Exercise brief:
Render everything from the start of the items through the line containing "chevron-down-icon [269,270,287,292]" as a Markdown table with columns named Row and Line. Number each line, and leave out any blank lines.

Recorded information:

::::

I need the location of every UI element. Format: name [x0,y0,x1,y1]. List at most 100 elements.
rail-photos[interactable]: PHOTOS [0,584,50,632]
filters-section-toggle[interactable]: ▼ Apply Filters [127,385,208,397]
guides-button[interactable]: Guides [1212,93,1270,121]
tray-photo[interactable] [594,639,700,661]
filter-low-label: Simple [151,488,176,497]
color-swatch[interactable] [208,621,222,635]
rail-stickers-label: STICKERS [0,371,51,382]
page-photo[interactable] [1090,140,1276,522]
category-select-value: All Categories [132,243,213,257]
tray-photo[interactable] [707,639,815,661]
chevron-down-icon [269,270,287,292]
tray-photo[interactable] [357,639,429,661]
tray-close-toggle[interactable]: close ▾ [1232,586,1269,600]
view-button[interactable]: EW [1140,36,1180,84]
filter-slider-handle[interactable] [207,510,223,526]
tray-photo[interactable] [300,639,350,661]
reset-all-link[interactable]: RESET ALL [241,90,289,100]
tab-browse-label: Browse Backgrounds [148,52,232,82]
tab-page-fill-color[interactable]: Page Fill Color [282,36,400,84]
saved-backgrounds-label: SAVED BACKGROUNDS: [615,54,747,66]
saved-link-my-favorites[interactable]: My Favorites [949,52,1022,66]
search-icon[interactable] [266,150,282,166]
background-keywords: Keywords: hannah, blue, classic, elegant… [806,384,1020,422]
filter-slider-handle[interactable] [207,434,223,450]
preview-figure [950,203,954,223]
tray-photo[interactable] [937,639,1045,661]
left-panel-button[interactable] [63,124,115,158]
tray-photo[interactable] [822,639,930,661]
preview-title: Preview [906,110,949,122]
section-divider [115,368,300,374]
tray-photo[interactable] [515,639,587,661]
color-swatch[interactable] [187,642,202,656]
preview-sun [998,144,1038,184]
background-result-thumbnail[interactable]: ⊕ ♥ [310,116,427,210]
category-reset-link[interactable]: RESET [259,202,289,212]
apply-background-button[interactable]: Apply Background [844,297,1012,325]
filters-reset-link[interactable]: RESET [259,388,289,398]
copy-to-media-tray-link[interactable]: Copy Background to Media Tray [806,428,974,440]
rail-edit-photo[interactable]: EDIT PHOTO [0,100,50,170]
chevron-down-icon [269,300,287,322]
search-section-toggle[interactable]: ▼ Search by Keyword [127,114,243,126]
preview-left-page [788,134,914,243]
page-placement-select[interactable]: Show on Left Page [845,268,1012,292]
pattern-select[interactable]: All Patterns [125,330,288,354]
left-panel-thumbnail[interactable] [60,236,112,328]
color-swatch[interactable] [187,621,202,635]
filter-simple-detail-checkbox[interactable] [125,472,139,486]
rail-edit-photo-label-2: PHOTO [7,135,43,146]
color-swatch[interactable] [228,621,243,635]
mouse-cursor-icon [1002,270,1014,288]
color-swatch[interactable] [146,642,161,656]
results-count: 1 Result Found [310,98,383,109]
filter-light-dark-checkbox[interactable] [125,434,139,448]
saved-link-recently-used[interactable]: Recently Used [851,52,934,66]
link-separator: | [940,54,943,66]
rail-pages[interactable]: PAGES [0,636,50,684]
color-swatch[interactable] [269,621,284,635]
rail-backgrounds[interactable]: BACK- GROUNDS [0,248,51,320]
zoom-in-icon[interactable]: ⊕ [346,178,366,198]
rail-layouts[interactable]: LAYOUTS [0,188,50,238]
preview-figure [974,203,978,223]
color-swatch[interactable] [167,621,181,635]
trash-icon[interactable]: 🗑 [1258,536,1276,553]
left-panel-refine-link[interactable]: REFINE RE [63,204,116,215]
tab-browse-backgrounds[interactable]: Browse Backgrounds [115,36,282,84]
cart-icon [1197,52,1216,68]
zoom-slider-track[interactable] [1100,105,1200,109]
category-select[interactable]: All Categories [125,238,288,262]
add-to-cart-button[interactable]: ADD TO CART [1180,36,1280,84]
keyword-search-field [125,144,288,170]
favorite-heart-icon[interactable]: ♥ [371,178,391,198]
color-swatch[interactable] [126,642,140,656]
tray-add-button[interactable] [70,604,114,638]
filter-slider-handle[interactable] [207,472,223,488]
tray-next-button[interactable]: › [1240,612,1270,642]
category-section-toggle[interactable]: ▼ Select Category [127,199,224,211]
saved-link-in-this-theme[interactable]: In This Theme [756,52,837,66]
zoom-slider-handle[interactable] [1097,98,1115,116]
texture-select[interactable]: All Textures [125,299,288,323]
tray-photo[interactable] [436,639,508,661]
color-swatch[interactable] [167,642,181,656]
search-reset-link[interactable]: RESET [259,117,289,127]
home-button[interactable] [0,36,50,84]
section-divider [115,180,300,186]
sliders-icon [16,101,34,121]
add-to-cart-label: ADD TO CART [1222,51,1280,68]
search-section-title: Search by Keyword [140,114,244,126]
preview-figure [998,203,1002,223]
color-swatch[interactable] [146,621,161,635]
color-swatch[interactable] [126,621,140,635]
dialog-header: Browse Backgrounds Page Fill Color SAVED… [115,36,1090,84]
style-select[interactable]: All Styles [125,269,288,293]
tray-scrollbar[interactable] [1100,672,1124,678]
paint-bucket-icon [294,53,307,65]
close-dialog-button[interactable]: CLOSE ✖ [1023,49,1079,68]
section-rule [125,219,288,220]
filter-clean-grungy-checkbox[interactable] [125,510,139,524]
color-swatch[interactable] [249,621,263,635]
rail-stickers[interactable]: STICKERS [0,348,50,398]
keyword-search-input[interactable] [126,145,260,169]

::::

Answer below:
| Row | Line |
|---|---|
| 1 | I need the location of every UI element. Format: name [x0,y0,x1,y1]. List at most 100 elements. |
| 2 | rail-photos[interactable]: PHOTOS [0,584,50,632] |
| 3 | filters-section-toggle[interactable]: ▼ Apply Filters [127,385,208,397] |
| 4 | guides-button[interactable]: Guides [1212,93,1270,121] |
| 5 | tray-photo[interactable] [594,639,700,661] |
| 6 | filter-low-label: Simple [151,488,176,497] |
| 7 | color-swatch[interactable] [208,621,222,635] |
| 8 | rail-stickers-label: STICKERS [0,371,51,382] |
| 9 | page-photo[interactable] [1090,140,1276,522] |
| 10 | category-select-value: All Categories [132,243,213,257] |
| 11 | tray-photo[interactable] [707,639,815,661] |
| 12 | chevron-down-icon [269,270,287,292] |